原文:
==============================
子宮頸がん予防ワクチン・9価のワクチンについて
7月21日、9価の子宮頸がん予防ワクチンを日本でも製造販売することが承認されました。で、クリニックにも9価をという問い合わせが来ています。しかし、承認即販売ではなく、まだ国家検定など様々な手続きを経てから使えるようになります。ですので、もう少し待って下さいと対応しています。
昨日詳しい方に尋ねた所、国は、新薬に対してよりも、ワクチンはうんと厳しくなるのだと。まだしばらくは無理だろうと。
先日当院にある私が属しているグループからとのことで電話がかかってきました。名簿が業者さんに流出?と気分が悪かったのですが。
「9価のワクチンを個人輸入するつもりはありますか?」と。私は、
「そのうち、国内でも販売されるでしょうから、待ちます」
==============================
作業課題: 9価の子宮頸がん予防ワクチンに関する上の原文を、最後の文の後から書き継いでください。 記録は参照不要です。
==============================
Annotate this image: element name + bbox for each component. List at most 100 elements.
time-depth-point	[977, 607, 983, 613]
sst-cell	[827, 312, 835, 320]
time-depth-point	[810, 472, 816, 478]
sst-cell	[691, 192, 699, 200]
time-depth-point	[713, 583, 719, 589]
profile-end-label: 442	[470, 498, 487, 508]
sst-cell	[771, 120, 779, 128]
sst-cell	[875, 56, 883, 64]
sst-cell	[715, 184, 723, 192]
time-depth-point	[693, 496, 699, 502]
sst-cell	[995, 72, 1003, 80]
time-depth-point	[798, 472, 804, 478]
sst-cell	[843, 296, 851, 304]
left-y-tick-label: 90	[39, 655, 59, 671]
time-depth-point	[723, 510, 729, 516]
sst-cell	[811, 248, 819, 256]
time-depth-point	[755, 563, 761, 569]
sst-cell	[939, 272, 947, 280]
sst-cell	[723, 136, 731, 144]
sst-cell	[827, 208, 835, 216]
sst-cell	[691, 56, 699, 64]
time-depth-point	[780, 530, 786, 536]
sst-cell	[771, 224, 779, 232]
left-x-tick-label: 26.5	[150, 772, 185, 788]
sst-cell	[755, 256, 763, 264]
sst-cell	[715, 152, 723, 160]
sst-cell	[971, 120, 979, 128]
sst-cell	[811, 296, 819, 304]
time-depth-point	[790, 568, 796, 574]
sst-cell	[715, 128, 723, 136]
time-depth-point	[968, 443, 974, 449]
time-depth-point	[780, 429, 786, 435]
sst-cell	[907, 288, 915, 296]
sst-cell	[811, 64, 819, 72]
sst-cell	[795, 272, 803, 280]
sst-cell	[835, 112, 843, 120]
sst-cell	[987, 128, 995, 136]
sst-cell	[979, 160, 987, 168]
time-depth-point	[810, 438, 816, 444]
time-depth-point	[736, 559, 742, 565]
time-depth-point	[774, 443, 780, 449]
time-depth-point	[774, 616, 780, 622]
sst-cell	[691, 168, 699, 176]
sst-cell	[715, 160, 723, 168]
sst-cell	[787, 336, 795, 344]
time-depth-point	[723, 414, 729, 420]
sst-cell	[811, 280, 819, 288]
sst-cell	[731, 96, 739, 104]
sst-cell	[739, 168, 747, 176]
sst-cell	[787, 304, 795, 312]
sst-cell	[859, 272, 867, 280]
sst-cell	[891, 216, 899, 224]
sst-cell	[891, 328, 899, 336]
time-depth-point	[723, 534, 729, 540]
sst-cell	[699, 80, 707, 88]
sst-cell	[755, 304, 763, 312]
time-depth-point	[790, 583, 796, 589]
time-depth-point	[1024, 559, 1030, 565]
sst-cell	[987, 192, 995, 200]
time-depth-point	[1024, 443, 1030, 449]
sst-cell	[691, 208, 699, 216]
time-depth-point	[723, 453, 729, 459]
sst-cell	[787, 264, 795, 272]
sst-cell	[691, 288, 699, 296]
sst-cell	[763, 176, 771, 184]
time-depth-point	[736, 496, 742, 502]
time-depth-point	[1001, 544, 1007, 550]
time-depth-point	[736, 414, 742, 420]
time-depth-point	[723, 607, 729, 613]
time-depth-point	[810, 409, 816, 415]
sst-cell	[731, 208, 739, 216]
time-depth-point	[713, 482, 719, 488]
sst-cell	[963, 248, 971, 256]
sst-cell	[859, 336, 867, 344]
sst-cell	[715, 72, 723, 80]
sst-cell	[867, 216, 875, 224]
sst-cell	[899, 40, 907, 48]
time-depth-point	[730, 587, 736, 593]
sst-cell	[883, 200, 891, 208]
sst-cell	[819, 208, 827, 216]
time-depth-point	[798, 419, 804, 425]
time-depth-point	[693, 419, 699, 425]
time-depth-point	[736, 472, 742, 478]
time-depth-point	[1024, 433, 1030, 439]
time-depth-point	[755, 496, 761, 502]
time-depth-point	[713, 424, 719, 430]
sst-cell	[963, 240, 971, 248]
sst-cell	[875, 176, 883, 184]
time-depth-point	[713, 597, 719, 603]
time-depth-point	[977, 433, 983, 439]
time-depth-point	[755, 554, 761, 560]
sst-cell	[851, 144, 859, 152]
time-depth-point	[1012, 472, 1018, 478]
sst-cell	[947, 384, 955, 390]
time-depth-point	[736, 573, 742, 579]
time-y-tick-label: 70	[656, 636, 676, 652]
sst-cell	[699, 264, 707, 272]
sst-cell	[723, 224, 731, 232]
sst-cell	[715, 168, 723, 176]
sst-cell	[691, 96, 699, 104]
==============================
出力結果:
と答えました。調べてみると、それは個人輸入代行業者さんでした。私は、未認可の薬を個人輸入して自分で使うのは、その人の自己責任で勝手だと思っています。しかし、それを患者さんに使って、医療業務としてお金を戴こうとは思いません。もしものことがあった時には、国のバックがありませんので、かなりこわいことになるのではと思うからです。その業者はもし副作用があった時には対応しますとは言っていますが、それを詳しく読んでみると、適応されるにはかなりのハードルがありました。どんな薬にもアレルギーの人はいるものです。何より、まだ販売が正式に許可される前に使ったことの責任を追及されると、大変です。子宮頸がん予防ワクチンは、安全であることはわかっていても、ご承知のような大変な「副作用運動」が起こりました。それらに個人的に対応するのは、本当に大変です。
私も、早く認可してほしいと思っていますが、でも、もう少しのことでしょうから、待てばいい、そう思います。ただ、今高校一年生の方は待っていると無料の接種期間を過ぎてしまいますので、今許可されるのをうったほうがいいですね。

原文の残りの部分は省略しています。